** BEGIN Rows **

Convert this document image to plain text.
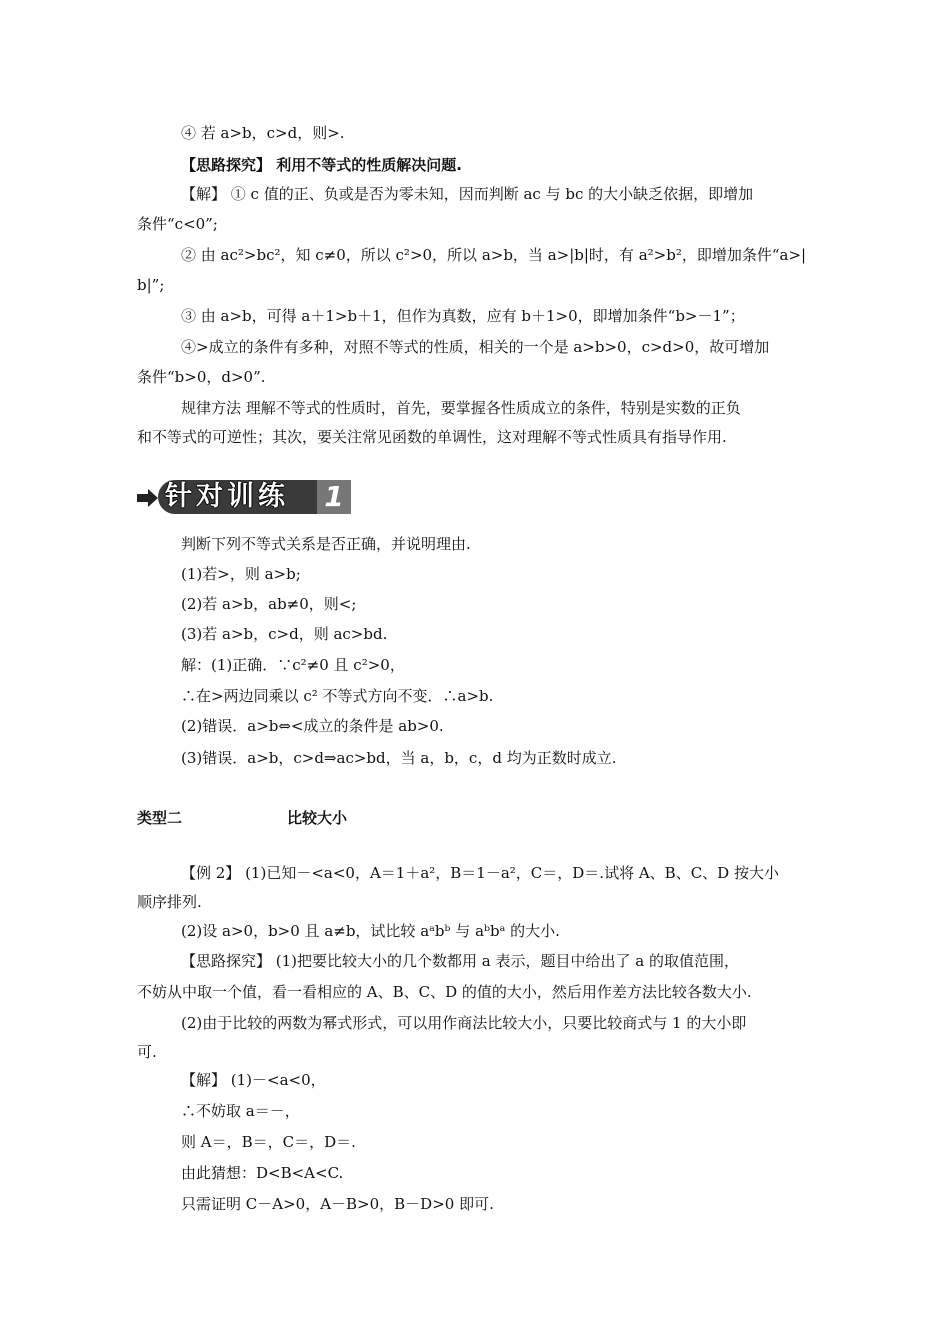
④ 若 a>b，c>d，则>.
【思路探究】 利用不等式的性质解决问题.
【解】 ① c 值的正、负或是否为零未知，因而判断 ac 与 bc 的大小缺乏依据，即增加
条件“c<0”;
② 由 ac²>bc²，知 c≠0，所以 c²>0，所以 a>b，当 a>|b|时，有 a²>b²，即增加条件“a>|
b|”;
③ 由 a>b，可得 a＋1>b＋1，但作为真数，应有 b＋1>0，即增加条件“b>－1”；
④>成立的条件有多种，对照不等式的性质，相关的一个是 a>b>0，c>d>0，故可增加
条件“b>0，d>0”.
规律方法 理解不等式的性质时，首先，要掌握各性质成立的条件，特别是实数的正负
和不等式的可逆性；其次，要关注常见函数的单调性，这对理解不等式性质具有指导作用.
针对训练 1
判断下列不等式关系是否正确，并说明理由.
(1)若>，则 a>b;
(2)若 a>b，ab≠0，则<;
(3)若 a>b，c>d，则 ac>bd.
解：(1)正确．∵c²≠0 且 c²>0，
∴在>两边同乘以 c² 不等式方向不变．∴a>b.
(2)错误．a>b⇔<成立的条件是 ab>0.
(3)错误．a>b，c>d⇒ac>bd，当 a，b，c，d 均为正数时成立.
类型二	比较大小
【例 2】 (1)已知－<a<0，A＝1＋a²，B＝1－a²，C＝，D＝.试将 A、B、C、D 按大小
顺序排列.
(2)设 a>0，b>0 且 a≠b，试比较 aᵃbᵇ 与 aᵇbᵃ 的大小.
【思路探究】 (1)把要比较大小的几个数都用 a 表示，题目中给出了 a 的取值范围，
不妨从中取一个值，看一看相应的 A、B、C、D 的值的大小，然后用作差方法比较各数大小.
(2)由于比较的两数为幂式形式，可以用作商法比较大小，只要比较商式与 1 的大小即
可.
【解】 (1)－<a<0，
∴不妨取 a＝－，
则 A＝，B＝，C＝，D＝.
由此猜想：D<B<A<C.
只需证明 C－A>0，A－B>0，B－D>0 即可.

** END Rows **

*Problem to solve*:
Search the records above for "思路探究". Copy each line where it is found.

*Problem solution*:
【思路探究】 利用不等式的性质解决问题.
【思路探究】 (1)把要比较大小的几个数都用 a 表示，题目中给出了 a 的取值范围，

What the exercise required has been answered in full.